TASK DESCRIPTION: Check each line of the entries below for the string "Games"; copy every line where it appears.

*** DATA IN THIS EXERCISE ***

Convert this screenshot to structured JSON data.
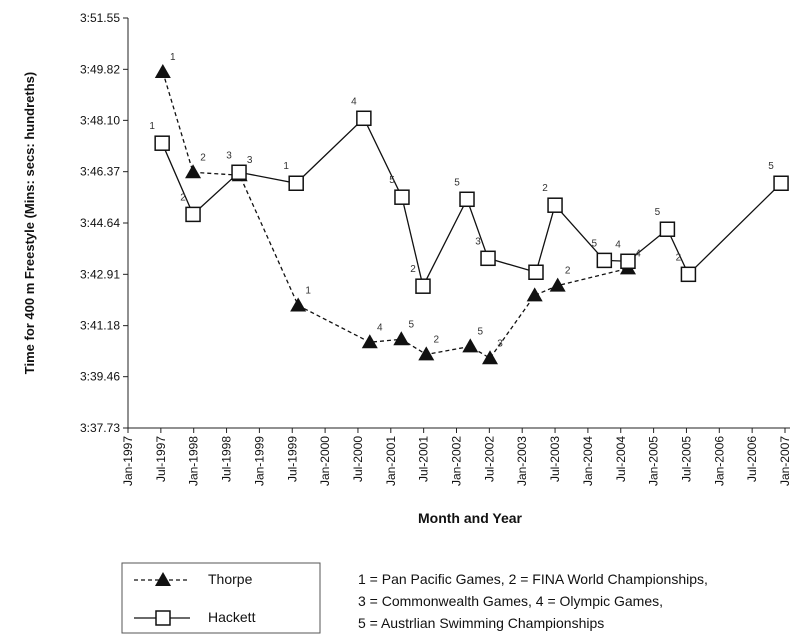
{
  "chart_data": {
    "type": "line",
    "y_label": "Time for 400 m Freestyle (Mins: secs: hundreths)",
    "x_label": "Month and Year",
    "ylim": [
      217.73,
      231.55
    ],
    "yticks": [
      {
        "value": 217.73,
        "label": "3:37.73"
      },
      {
        "value": 219.46,
        "label": "3:39.46"
      },
      {
        "value": 221.18,
        "label": "3:41.18"
      },
      {
        "value": 222.91,
        "label": "3:42.91"
      },
      {
        "value": 224.64,
        "label": "3:44.64"
      },
      {
        "value": 226.37,
        "label": "3:46.37"
      },
      {
        "value": 228.1,
        "label": "3:48.10"
      },
      {
        "value": 229.82,
        "label": "3:49.82"
      },
      {
        "value": 231.55,
        "label": "3:51.55"
      }
    ],
    "xlim": [
      1997,
      2007
    ],
    "xticks": [
      {
        "value": 1997,
        "label": "Jan-1997"
      },
      {
        "value": 1997.5,
        "label": "Jul-1997"
      },
      {
        "value": 1998,
        "label": "Jan-1998"
      },
      {
        "value": 1998.5,
        "label": "Jul-1998"
      },
      {
        "value": 1999,
        "label": "Jan-1999"
      },
      {
        "value": 1999.5,
        "label": "Jul-1999"
      },
      {
        "value": 2000,
        "label": "Jan-2000"
      },
      {
        "value": 2000.5,
        "label": "Jul-2000"
      },
      {
        "value": 2001,
        "label": "Jan-2001"
      },
      {
        "value": 2001.5,
        "label": "Jul-2001"
      },
      {
        "value": 2002,
        "label": "Jan-2002"
      },
      {
        "value": 2002.5,
        "label": "Jul-2002"
      },
      {
        "value": 2003,
        "label": "Jan-2003"
      },
      {
        "value": 2003.5,
        "label": "Jul-2003"
      },
      {
        "value": 2004,
        "label": "Jan-2004"
      },
      {
        "value": 2004.5,
        "label": "Jul-2004"
      },
      {
        "value": 2005,
        "label": "Jan-2005"
      },
      {
        "value": 2005.5,
        "label": "Jul-2005"
      },
      {
        "value": 2006,
        "label": "Jan-2006"
      },
      {
        "value": 2006.5,
        "label": "Jul-2006"
      },
      {
        "value": 2007,
        "label": "Jan-2007"
      }
    ],
    "series": [
      {
        "name": "Thorpe",
        "color": "#111111",
        "marker": "triangle",
        "dashed": true,
        "x": [
          1997.53,
          1997.99,
          1998.7,
          1999.59,
          2000.68,
          2001.16,
          2001.54,
          2002.21,
          2002.51,
          2003.19,
          2003.54,
          2004.61
        ],
        "values": [
          229.73,
          226.35,
          226.25,
          221.86,
          220.62,
          220.72,
          220.21,
          220.48,
          220.08,
          222.2,
          222.53,
          223.11
        ],
        "events": [
          "1",
          "2",
          "3",
          "1",
          "4",
          "5",
          "2",
          "5",
          "3",
          null,
          "2",
          "4"
        ]
      },
      {
        "name": "Hackett",
        "color": "#111111",
        "marker": "square",
        "dashed": false,
        "x": [
          1997.52,
          1997.99,
          1998.69,
          1999.56,
          2000.59,
          2001.17,
          2001.49,
          2002.16,
          2002.48,
          2003.21,
          2003.5,
          2004.25,
          2004.61,
          2005.21,
          2005.53,
          2006.94
        ],
        "values": [
          227.33,
          224.93,
          226.35,
          225.98,
          228.17,
          225.51,
          222.51,
          225.44,
          223.45,
          222.98,
          225.24,
          223.38,
          223.35,
          224.43,
          222.91,
          225.98
        ],
        "events": [
          "1",
          "2",
          "3",
          "1",
          "4",
          "5",
          "2",
          "5",
          "3",
          null,
          "2",
          "5",
          "4",
          "5",
          "2",
          "5"
        ]
      }
    ],
    "notes": [
      "1 = Pan Pacific Games, 2 = FINA World Championships,",
      "3 = Commonwealth Games, 4 = Olympic Games,",
      "5 = Austrlian Swimming Championships"
    ]
  }
}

***

TASK RESPONSE:
      "1 = Pan Pacific Games, 2 = FINA World Championships,",
      "3 = Commonwealth Games, 4 = Olympic Games,",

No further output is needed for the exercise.